# To do
Write each line out exactly, leaving none out.

# Data for this task
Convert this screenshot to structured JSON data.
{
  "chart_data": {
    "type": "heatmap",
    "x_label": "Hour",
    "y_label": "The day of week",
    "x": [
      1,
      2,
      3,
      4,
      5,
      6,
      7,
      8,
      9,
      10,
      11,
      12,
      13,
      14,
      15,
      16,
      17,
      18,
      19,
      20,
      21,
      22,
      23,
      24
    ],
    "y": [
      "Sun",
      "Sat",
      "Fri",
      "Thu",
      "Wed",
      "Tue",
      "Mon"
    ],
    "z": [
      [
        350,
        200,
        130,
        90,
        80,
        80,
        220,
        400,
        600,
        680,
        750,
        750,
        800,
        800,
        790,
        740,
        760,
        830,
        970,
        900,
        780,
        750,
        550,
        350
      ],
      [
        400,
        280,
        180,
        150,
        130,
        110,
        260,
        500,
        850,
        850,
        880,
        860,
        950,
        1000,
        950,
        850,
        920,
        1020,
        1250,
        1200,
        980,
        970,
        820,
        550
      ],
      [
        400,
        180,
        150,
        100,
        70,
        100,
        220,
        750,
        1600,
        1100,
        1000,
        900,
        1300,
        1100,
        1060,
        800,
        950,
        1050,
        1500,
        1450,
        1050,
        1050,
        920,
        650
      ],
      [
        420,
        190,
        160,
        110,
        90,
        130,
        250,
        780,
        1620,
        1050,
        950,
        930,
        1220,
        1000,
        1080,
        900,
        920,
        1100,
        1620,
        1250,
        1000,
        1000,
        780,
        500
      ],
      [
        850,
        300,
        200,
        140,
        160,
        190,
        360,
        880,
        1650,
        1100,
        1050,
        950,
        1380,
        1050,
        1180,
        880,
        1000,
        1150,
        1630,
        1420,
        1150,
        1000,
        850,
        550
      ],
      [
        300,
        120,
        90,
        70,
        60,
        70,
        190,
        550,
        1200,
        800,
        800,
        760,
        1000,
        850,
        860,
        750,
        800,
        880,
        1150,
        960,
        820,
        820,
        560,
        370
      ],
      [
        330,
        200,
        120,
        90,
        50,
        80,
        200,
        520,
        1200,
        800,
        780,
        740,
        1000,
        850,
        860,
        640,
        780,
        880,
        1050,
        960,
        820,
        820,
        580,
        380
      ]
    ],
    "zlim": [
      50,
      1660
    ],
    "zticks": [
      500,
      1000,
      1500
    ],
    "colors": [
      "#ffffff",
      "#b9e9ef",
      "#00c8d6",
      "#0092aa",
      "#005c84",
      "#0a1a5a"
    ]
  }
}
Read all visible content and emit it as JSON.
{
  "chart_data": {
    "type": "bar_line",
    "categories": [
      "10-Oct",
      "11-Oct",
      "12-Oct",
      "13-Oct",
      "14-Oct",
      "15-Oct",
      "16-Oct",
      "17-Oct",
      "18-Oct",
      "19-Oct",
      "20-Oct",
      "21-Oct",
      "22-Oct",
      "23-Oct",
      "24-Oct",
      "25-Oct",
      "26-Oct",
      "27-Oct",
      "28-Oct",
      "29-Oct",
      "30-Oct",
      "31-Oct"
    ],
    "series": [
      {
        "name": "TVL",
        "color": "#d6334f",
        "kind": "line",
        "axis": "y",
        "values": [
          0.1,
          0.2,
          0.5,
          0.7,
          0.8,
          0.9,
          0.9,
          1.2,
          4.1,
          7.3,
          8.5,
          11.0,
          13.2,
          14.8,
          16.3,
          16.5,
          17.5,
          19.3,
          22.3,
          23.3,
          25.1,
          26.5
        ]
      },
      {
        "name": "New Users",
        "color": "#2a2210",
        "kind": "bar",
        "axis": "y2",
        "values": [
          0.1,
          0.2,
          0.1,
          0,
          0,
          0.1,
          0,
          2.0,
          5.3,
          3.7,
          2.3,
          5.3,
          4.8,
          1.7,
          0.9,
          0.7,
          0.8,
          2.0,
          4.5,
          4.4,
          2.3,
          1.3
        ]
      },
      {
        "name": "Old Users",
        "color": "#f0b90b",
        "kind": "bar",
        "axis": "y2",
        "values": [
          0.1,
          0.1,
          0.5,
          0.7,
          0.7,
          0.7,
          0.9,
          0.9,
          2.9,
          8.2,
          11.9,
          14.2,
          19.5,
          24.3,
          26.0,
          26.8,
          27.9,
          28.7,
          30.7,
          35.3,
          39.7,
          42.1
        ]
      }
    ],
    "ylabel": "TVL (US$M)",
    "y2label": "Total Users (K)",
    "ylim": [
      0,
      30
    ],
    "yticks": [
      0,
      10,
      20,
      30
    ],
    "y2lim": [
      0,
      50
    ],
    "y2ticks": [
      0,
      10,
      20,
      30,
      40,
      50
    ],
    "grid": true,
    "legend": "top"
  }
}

# Solution
Convert this screenshot to structured JSON data.
{
  "chart_data": {
    "type": "heatmap",
    "x_label": "Hour",
    "y_label": "The day of week",
    "x": [
      1,
      2,
      3,
      4,
      5,
      6,
      7,
      8,
      9,
      10,
      11,
      12,
      13,
      14,
      15,
      16,
      17,
      18,
      19,
      20,
      21,
      22,
      23,
      24
    ],
    "y": [
      "Sun",
      "Sat",
      "Fri",
      "Thu",
      "Wed",
      "Tue",
      "Mon"
    ],
    "z": [
      [
        350,
        200,
        130,
        90,
        80,
        80,
        220,
        400,
        600,
        680,
        750,
        750,
        800,
        800,
        790,
        740,
        760,
        830,
        970,
        900,
        780,
        750,
        550,
        350
      ],
      [
        400,
        280,
        180,
        150,
        130,
        110,
        260,
        500,
        850,
        850,
        880,
        860,
        950,
        1000,
        950,
        850,
        920,
        1020,
        1250,
        1200,
        980,
        970,
        820,
        550
      ],
      [
        400,
        180,
        150,
        100,
        70,
        100,
        220,
        750,
        1600,
        1100,
        1000,
        900,
        1300,
        1100,
        1060,
        800,
        950,
        1050,
        1500,
        1450,
        1050,
        1050,
        920,
        650
      ],
      [
        420,
        190,
        160,
        110,
        90,
        130,
        250,
        780,
        1620,
        1050,
        950,
        930,
        1220,
        1000,
        1080,
        900,
        920,
        1100,
        1620,
        1250,
        1000,
        1000,
        780,
        500
      ],
      [
        850,
        300,
        200,
        140,
        160,
        190,
        360,
        880,
        1650,
        1100,
        1050,
        950,
        1380,
        1050,
        1180,
        880,
        1000,
        1150,
        1630,
        1420,
        1150,
        1000,
        850,
        550
      ],
      [
        300,
        120,
        90,
        70,
        60,
        70,
        190,
        550,
        1200,
        800,
        800,
        760,
        1000,
        850,
        860,
        750,
        800,
        880,
        1150,
        960,
        820,
        820,
        560,
        370
      ],
      [
        330,
        200,
        120,
        90,
        50,
        80,
        200,
        520,
        1200,
        800,
        780,
        740,
        1000,
        850,
        860,
        640,
        780,
        880,
        1050,
        960,
        820,
        820,
        580,
        380
      ]
    ],
    "zlim": [
      50,
      1660
    ],
    "zticks": [
      500,
      1000,
      1500
    ],
    "colors": [
      "#ffffff",
      "#b9e9ef",
      "#00c8d6",
      "#0092aa",
      "#005c84",
      "#0a1a5a"
    ]
  }
}
Read all visible content and emit it as JSON.
{
  "chart_data": {
    "type": "bar_line",
    "categories": [
      "10-Oct",
      "11-Oct",
      "12-Oct",
      "13-Oct",
      "14-Oct",
      "15-Oct",
      "16-Oct",
      "17-Oct",
      "18-Oct",
      "19-Oct",
      "20-Oct",
      "21-Oct",
      "22-Oct",
      "23-Oct",
      "24-Oct",
      "25-Oct",
      "26-Oct",
      "27-Oct",
      "28-Oct",
      "29-Oct",
      "30-Oct",
      "31-Oct"
    ],
    "series": [
      {
        "name": "TVL",
        "color": "#d6334f",
        "kind": "line",
        "axis": "y",
        "values": [
          0.1,
          0.2,
          0.5,
          0.7,
          0.8,
          0.9,
          0.9,
          1.2,
          4.1,
          7.3,
          8.5,
          11.0,
          13.2,
          14.8,
          16.3,
          16.5,
          17.5,
          19.3,
          22.3,
          23.3,
          25.1,
          26.5
        ]
      },
      {
        "name": "New Users",
        "color": "#2a2210",
        "kind": "bar",
        "axis": "y2",
        "values": [
          0.1,
          0.2,
          0.1,
          0,
          0,
          0.1,
          0,
          2.0,
          5.3,
          3.7,
          2.3,
          5.3,
          4.8,
          1.7,
          0.9,
          0.7,
          0.8,
          2.0,
          4.5,
          4.4,
          2.3,
          1.3
        ]
      },
      {
        "name": "Old Users",
        "color": "#f0b90b",
        "kind": "bar",
        "axis": "y2",
        "values": [
          0.1,
          0.1,
          0.5,
          0.7,
          0.7,
          0.7,
          0.9,
          0.9,
          2.9,
          8.2,
          11.9,
          14.2,
          19.5,
          24.3,
          26.0,
          26.8,
          27.9,
          28.7,
          30.7,
          35.3,
          39.7,
          42.1
        ]
      }
    ],
    "ylabel": "TVL (US$M)",
    "y2label": "Total Users (K)",
    "ylim": [
      0,
      30
    ],
    "yticks": [
      0,
      10,
      20,
      30
    ],
    "y2lim": [
      0,
      50
    ],
    "y2ticks": [
      0,
      10,
      20,
      30,
      40,
      50
    ],
    "grid": true,
    "legend": "top"
  }
}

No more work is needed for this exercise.